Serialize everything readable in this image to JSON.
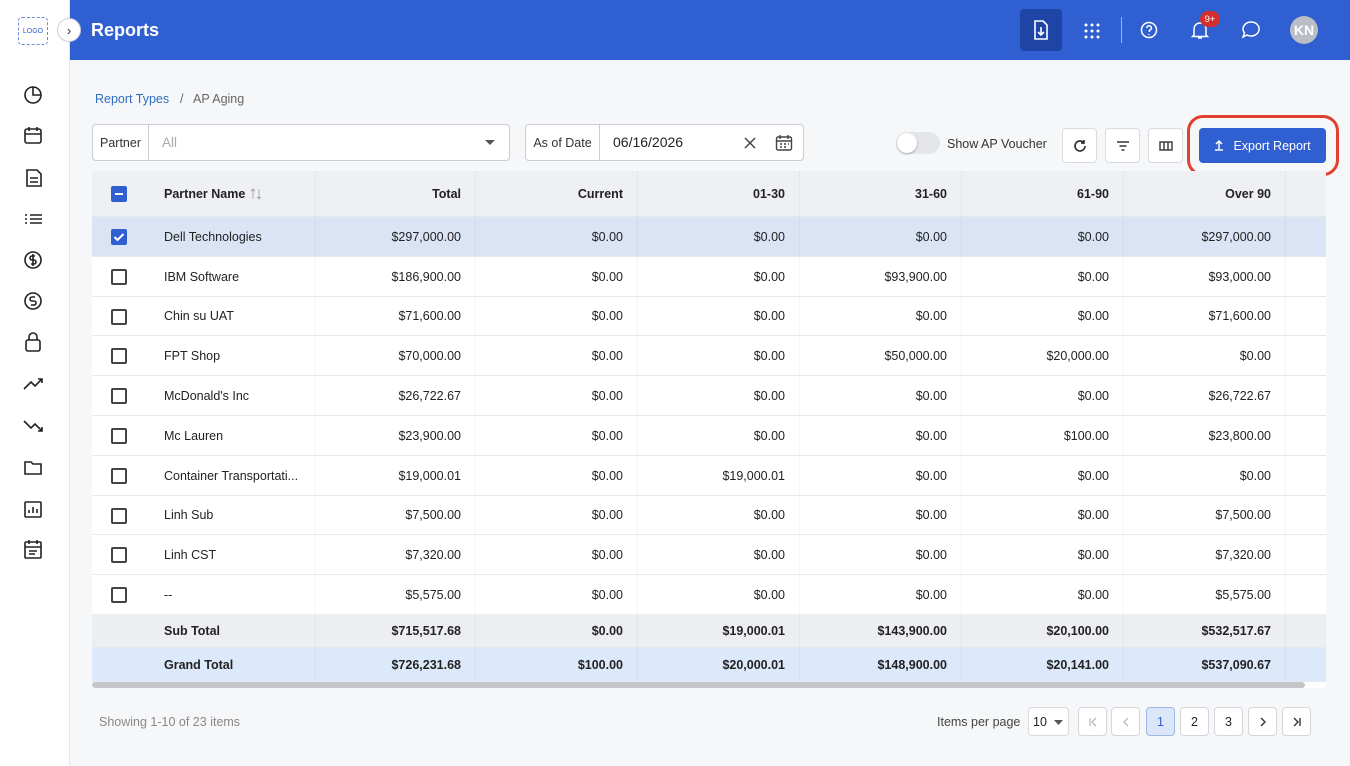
{
  "sidebar": {
    "logo": "LOGO"
  },
  "header": {
    "title": "Reports",
    "badge": "9+",
    "avatar": "KN"
  },
  "breadcrumb": {
    "parent": "Report Types",
    "current": "AP Aging"
  },
  "filters": {
    "partner_label": "Partner",
    "partner_value": "All",
    "date_label": "As of Date",
    "date_value": "06/16/2026",
    "toggle_label": "Show AP Voucher",
    "export": "Export Report"
  },
  "table": {
    "columns": [
      "Partner Name",
      "Total",
      "Current",
      "01-30",
      "31-60",
      "61-90",
      "Over 90"
    ],
    "rows": [
      [
        "Dell Technologies",
        "$297,000.00",
        "$0.00",
        "$0.00",
        "$0.00",
        "$0.00",
        "$297,000.00"
      ],
      [
        "IBM Software",
        "$186,900.00",
        "$0.00",
        "$0.00",
        "$93,900.00",
        "$0.00",
        "$93,000.00"
      ],
      [
        "Chin su UAT",
        "$71,600.00",
        "$0.00",
        "$0.00",
        "$0.00",
        "$0.00",
        "$71,600.00"
      ],
      [
        "FPT Shop",
        "$70,000.00",
        "$0.00",
        "$0.00",
        "$50,000.00",
        "$20,000.00",
        "$0.00"
      ],
      [
        "McDonald's Inc",
        "$26,722.67",
        "$0.00",
        "$0.00",
        "$0.00",
        "$0.00",
        "$26,722.67"
      ],
      [
        "Mc Lauren",
        "$23,900.00",
        "$0.00",
        "$0.00",
        "$0.00",
        "$100.00",
        "$23,800.00"
      ],
      [
        "Container Transportati...",
        "$19,000.01",
        "$0.00",
        "$19,000.01",
        "$0.00",
        "$0.00",
        "$0.00"
      ],
      [
        "Linh Sub",
        "$7,500.00",
        "$0.00",
        "$0.00",
        "$0.00",
        "$0.00",
        "$7,500.00"
      ],
      [
        "Linh CST",
        "$7,320.00",
        "$0.00",
        "$0.00",
        "$0.00",
        "$0.00",
        "$7,320.00"
      ],
      [
        "--",
        "$5,575.00",
        "$0.00",
        "$0.00",
        "$0.00",
        "$0.00",
        "$5,575.00"
      ]
    ],
    "subtotal": [
      "Sub Total",
      "$715,517.68",
      "$0.00",
      "$19,000.01",
      "$143,900.00",
      "$20,100.00",
      "$532,517.67"
    ],
    "grandtotal": [
      "Grand Total",
      "$726,231.68",
      "$100.00",
      "$20,000.01",
      "$148,900.00",
      "$20,141.00",
      "$537,090.67"
    ]
  },
  "footer": {
    "showing": "Showing 1-10 of 23 items",
    "per_page_label": "Items per page",
    "per_page": "10",
    "pages": [
      "1",
      "2",
      "3"
    ]
  }
}
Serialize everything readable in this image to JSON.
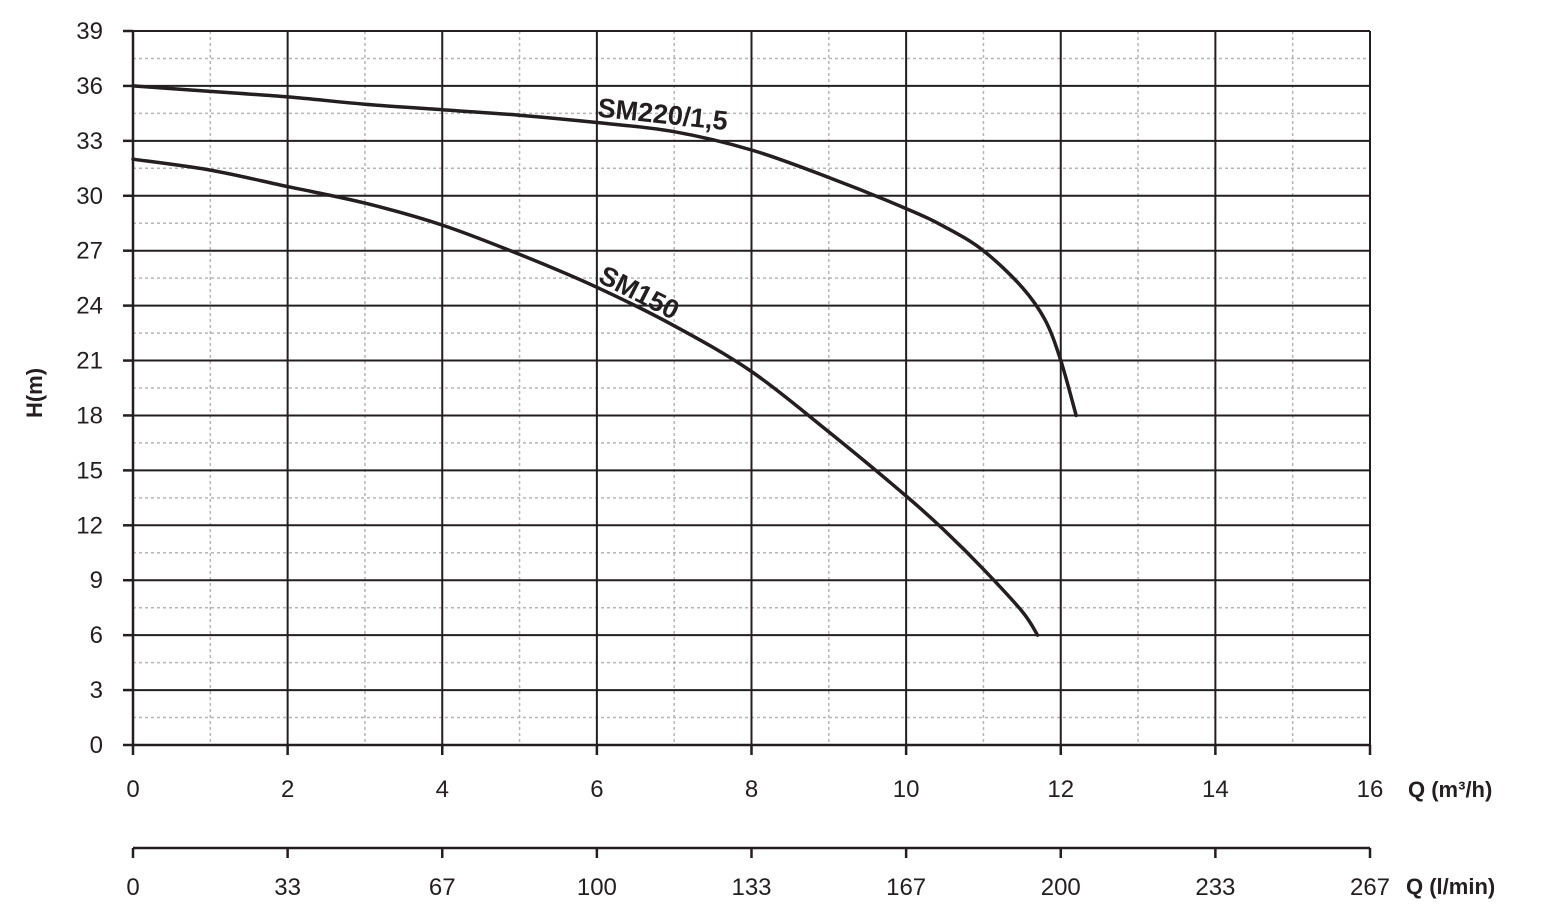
{
  "chart_data": {
    "type": "line",
    "ylabel": "H(m)",
    "xlabel": "Q (m³/h)",
    "x2label": "Q (l/min)",
    "xlim": [
      0,
      16
    ],
    "ylim": [
      0,
      39
    ],
    "y_ticks": [
      "0",
      "3",
      "6",
      "9",
      "12",
      "15",
      "18",
      "21",
      "24",
      "27",
      "30",
      "33",
      "36",
      "39"
    ],
    "x_ticks": [
      "0",
      "2",
      "4",
      "6",
      "8",
      "10",
      "12",
      "14",
      "16"
    ],
    "x2_ticks": [
      "0",
      "33",
      "67",
      "100",
      "133",
      "167",
      "200",
      "233",
      "267"
    ],
    "grid": true,
    "series": [
      {
        "name": "SM220/1,5",
        "x": [
          0,
          1,
          2,
          3,
          4,
          5,
          6,
          7,
          8,
          9,
          10,
          10.5,
          11,
          11.5,
          11.8,
          12,
          12.2
        ],
        "y": [
          36,
          35.7,
          35.4,
          35.0,
          34.7,
          34.4,
          34.0,
          33.5,
          32.5,
          31.0,
          29.3,
          28.3,
          27.0,
          25.0,
          23.2,
          21.0,
          18.0
        ]
      },
      {
        "name": "SM150",
        "x": [
          0,
          1,
          2,
          3,
          4,
          5,
          6,
          7,
          8,
          9,
          10,
          10.5,
          11,
          11.5,
          11.7
        ],
        "y": [
          32,
          31.4,
          30.5,
          29.6,
          28.4,
          26.8,
          25.0,
          22.9,
          20.4,
          17.1,
          13.6,
          11.7,
          9.6,
          7.3,
          6.0
        ]
      }
    ]
  }
}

→ Job
Reproduce every line precisely as given, omitting all pictures.

→ Correct output
Serialize everything readable in this image to JSON.
{
  "sidebar": {
    "logo": "LOGO"
  },
  "header": {
    "title": "Reports",
    "badge": "9+",
    "avatar": "KN"
  },
  "breadcrumb": {
    "parent": "Report Types",
    "current": "AP Aging"
  },
  "filters": {
    "partner_label": "Partner",
    "partner_value": "All",
    "date_label": "As of Date",
    "date_value": "06/16/2026",
    "toggle_label": "Show AP Voucher",
    "export": "Export Report"
  },
  "table": {
    "columns": [
      "Partner Name",
      "Total",
      "Current",
      "01-30",
      "31-60",
      "61-90",
      "Over 90"
    ],
    "rows": [
      [
        "Dell Technologies",
        "$297,000.00",
        "$0.00",
        "$0.00",
        "$0.00",
        "$0.00",
        "$297,000.00"
      ],
      [
        "IBM Software",
        "$186,900.00",
        "$0.00",
        "$0.00",
        "$93,900.00",
        "$0.00",
        "$93,000.00"
      ],
      [
        "Chin su UAT",
        "$71,600.00",
        "$0.00",
        "$0.00",
        "$0.00",
        "$0.00",
        "$71,600.00"
      ],
      [
        "FPT Shop",
        "$70,000.00",
        "$0.00",
        "$0.00",
        "$50,000.00",
        "$20,000.00",
        "$0.00"
      ],
      [
        "McDonald's Inc",
        "$26,722.67",
        "$0.00",
        "$0.00",
        "$0.00",
        "$0.00",
        "$26,722.67"
      ],
      [
        "Mc Lauren",
        "$23,900.00",
        "$0.00",
        "$0.00",
        "$0.00",
        "$100.00",
        "$23,800.00"
      ],
      [
        "Container Transportati...",
        "$19,000.01",
        "$0.00",
        "$19,000.01",
        "$0.00",
        "$0.00",
        "$0.00"
      ],
      [
        "Linh Sub",
        "$7,500.00",
        "$0.00",
        "$0.00",
        "$0.00",
        "$0.00",
        "$7,500.00"
      ],
      [
        "Linh CST",
        "$7,320.00",
        "$0.00",
        "$0.00",
        "$0.00",
        "$0.00",
        "$7,320.00"
      ],
      [
        "--",
        "$5,575.00",
        "$0.00",
        "$0.00",
        "$0.00",
        "$0.00",
        "$5,575.00"
      ]
    ],
    "subtotal": [
      "Sub Total",
      "$715,517.68",
      "$0.00",
      "$19,000.01",
      "$143,900.00",
      "$20,100.00",
      "$532,517.67"
    ],
    "grandtotal": [
      "Grand Total",
      "$726,231.68",
      "$100.00",
      "$20,000.01",
      "$148,900.00",
      "$20,141.00",
      "$537,090.67"
    ]
  },
  "footer": {
    "showing": "Showing 1-10 of 23 items",
    "per_page_label": "Items per page",
    "per_page": "10",
    "pages": [
      "1",
      "2",
      "3"
    ]
  }
}
Serialize everything readable in this image to JSON.
{
  "chart_data": {
    "type": "line",
    "ylabel": "H(m)",
    "xlabel": "Q (m³/h)",
    "x2label": "Q (l/min)",
    "xlim": [
      0,
      16
    ],
    "ylim": [
      0,
      39
    ],
    "y_ticks": [
      "0",
      "3",
      "6",
      "9",
      "12",
      "15",
      "18",
      "21",
      "24",
      "27",
      "30",
      "33",
      "36",
      "39"
    ],
    "x_ticks": [
      "0",
      "2",
      "4",
      "6",
      "8",
      "10",
      "12",
      "14",
      "16"
    ],
    "x2_ticks": [
      "0",
      "33",
      "67",
      "100",
      "133",
      "167",
      "200",
      "233",
      "267"
    ],
    "grid": true,
    "series": [
      {
        "name": "SM220/1,5",
        "x": [
          0,
          1,
          2,
          3,
          4,
          5,
          6,
          7,
          8,
          9,
          10,
          10.5,
          11,
          11.5,
          11.8,
          12,
          12.2
        ],
        "y": [
          36,
          35.7,
          35.4,
          35.0,
          34.7,
          34.4,
          34.0,
          33.5,
          32.5,
          31.0,
          29.3,
          28.3,
          27.0,
          25.0,
          23.2,
          21.0,
          18.0
        ]
      },
      {
        "name": "SM150",
        "x": [
          0,
          1,
          2,
          3,
          4,
          5,
          6,
          7,
          8,
          9,
          10,
          10.5,
          11,
          11.5,
          11.7
        ],
        "y": [
          32,
          31.4,
          30.5,
          29.6,
          28.4,
          26.8,
          25.0,
          22.9,
          20.4,
          17.1,
          13.6,
          11.7,
          9.6,
          7.3,
          6.0
        ]
      }
    ]
  }
}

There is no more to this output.